[Records that describe figures]
__________

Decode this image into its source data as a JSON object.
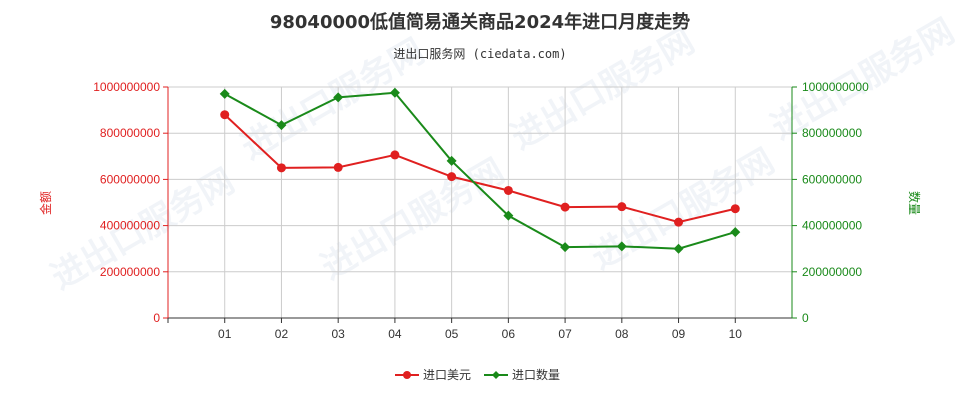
{
  "title": "98040000低值简易通关商品2024年进口月度走势",
  "subtitle": "进出口服务网 (ciedata.com)",
  "watermark": "进出口服务网",
  "colors": {
    "import_value": "#e02020",
    "import_qty": "#1a8a1a",
    "grid": "#cccccc",
    "axis": "#333333"
  },
  "chart_data": {
    "type": "line",
    "categories": [
      "01",
      "02",
      "03",
      "04",
      "05",
      "06",
      "07",
      "08",
      "09",
      "10"
    ],
    "y_left": {
      "label": "金额",
      "ylim": [
        0,
        1000000000
      ],
      "ticks": [
        "0",
        "200000000",
        "400000000",
        "600000000",
        "800000000",
        "1000000000"
      ]
    },
    "y_right": {
      "label": "数量",
      "ylim": [
        0,
        1000000000
      ],
      "ticks": [
        "0",
        "200000000",
        "400000000",
        "600000000",
        "800000000",
        "1000000000"
      ]
    },
    "grid": true,
    "legend_position": "bottom",
    "series": [
      {
        "name": "进口美元",
        "axis": "left",
        "color": "#e02020",
        "marker": "circle",
        "values": [
          880000000,
          650000000,
          652000000,
          706000000,
          612000000,
          552000000,
          480000000,
          482000000,
          415000000,
          473000000
        ]
      },
      {
        "name": "进口数量",
        "axis": "right",
        "color": "#1a8a1a",
        "marker": "diamond",
        "values": [
          970000000,
          835000000,
          955000000,
          975000000,
          680000000,
          443000000,
          307000000,
          310000000,
          300000000,
          372000000
        ]
      }
    ]
  }
}
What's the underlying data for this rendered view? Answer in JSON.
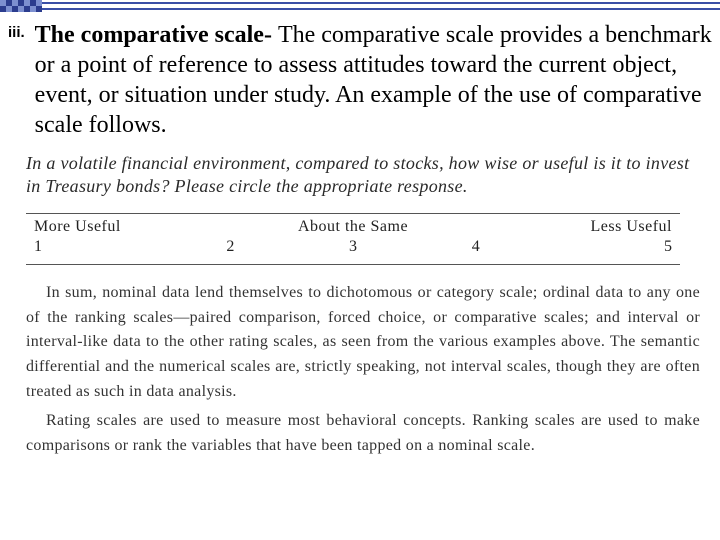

__________

● STATED PROBLEM
Images should not appear in the copy; retype the listing above exactly.

● SOLUTION TO THIS EXERCISE
Decode this image into its source data as a JSON object.
{
  "title": "98040000低值简易通关商品2024年进口月度走势",
  "subtitle": "进出口服务网 (ciedata.com)",
  "watermark": "进出口服务网",
  "colors": {
    "import_value": "#e02020",
    "import_qty": "#1a8a1a",
    "grid": "#cccccc",
    "axis": "#333333"
  },
  "chart_data": {
    "type": "line",
    "categories": [
      "01",
      "02",
      "03",
      "04",
      "05",
      "06",
      "07",
      "08",
      "09",
      "10"
    ],
    "y_left": {
      "label": "金额",
      "ylim": [
        0,
        1000000000
      ],
      "ticks": [
        "0",
        "200000000",
        "400000000",
        "600000000",
        "800000000",
        "1000000000"
      ]
    },
    "y_right": {
      "label": "数量",
      "ylim": [
        0,
        1000000000
      ],
      "ticks": [
        "0",
        "200000000",
        "400000000",
        "600000000",
        "800000000",
        "1000000000"
      ]
    },
    "grid": true,
    "legend_position": "bottom",
    "series": [
      {
        "name": "进口美元",
        "axis": "left",
        "color": "#e02020",
        "marker": "circle",
        "values": [
          880000000,
          650000000,
          652000000,
          706000000,
          612000000,
          552000000,
          480000000,
          482000000,
          415000000,
          473000000
        ]
      },
      {
        "name": "进口数量",
        "axis": "right",
        "color": "#1a8a1a",
        "marker": "diamond",
        "values": [
          970000000,
          835000000,
          955000000,
          975000000,
          680000000,
          443000000,
          307000000,
          310000000,
          300000000,
          372000000
        ]
      }
    ]
  }
}
What's the underlying data for this rendered view? Answer in JSON.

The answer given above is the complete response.